Figure content listings:

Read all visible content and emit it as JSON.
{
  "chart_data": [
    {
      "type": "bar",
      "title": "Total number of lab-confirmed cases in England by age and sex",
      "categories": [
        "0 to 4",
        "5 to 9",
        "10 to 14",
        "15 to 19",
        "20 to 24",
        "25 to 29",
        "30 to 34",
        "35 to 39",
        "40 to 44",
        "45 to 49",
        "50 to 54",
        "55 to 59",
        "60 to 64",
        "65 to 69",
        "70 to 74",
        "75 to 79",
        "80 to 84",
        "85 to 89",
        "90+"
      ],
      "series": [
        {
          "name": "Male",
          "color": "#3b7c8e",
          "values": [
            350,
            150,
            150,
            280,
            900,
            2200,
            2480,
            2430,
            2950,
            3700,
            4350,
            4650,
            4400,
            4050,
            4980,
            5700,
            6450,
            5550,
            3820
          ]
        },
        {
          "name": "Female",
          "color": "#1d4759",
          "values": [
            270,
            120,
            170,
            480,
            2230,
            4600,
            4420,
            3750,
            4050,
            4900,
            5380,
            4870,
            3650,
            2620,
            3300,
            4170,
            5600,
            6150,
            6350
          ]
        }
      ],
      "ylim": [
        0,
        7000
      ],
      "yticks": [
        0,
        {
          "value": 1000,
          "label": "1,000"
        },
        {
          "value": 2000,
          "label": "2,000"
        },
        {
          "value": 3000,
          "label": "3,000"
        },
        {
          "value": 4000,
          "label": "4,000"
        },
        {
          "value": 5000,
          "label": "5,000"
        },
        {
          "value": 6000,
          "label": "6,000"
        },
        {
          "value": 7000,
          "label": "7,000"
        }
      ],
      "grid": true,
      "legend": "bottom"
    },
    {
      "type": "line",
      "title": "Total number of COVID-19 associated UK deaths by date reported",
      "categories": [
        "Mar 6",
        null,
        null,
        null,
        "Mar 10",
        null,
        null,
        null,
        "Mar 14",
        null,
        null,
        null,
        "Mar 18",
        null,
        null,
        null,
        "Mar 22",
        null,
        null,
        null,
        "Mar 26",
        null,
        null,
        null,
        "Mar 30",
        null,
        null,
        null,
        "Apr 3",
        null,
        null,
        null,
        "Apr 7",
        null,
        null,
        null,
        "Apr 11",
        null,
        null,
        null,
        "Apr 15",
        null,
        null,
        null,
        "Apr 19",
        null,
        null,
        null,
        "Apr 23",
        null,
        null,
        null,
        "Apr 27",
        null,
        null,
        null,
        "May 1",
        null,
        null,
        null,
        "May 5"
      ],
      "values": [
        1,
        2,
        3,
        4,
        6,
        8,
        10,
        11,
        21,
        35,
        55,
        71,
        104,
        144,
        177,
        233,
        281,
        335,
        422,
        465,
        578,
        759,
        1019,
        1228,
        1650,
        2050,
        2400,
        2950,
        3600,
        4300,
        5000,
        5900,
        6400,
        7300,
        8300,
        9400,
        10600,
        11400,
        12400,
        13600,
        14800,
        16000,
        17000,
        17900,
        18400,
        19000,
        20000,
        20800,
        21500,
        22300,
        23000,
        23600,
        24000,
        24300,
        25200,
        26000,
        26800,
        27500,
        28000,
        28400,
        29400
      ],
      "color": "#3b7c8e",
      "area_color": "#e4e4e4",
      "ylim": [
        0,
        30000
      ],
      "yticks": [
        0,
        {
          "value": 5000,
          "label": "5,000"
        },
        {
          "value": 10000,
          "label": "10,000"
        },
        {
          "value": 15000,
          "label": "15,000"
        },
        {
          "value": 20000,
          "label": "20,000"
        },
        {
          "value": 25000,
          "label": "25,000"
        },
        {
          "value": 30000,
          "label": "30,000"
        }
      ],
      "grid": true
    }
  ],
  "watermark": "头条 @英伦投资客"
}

### [What is required]
From the entries above, extract every line where the word "title" appears.

### [Written answer]
      "title": "Total number of lab-confirmed cases in England by age and sex",
      "title": "Total number of COVID-19 associated UK deaths by date reported",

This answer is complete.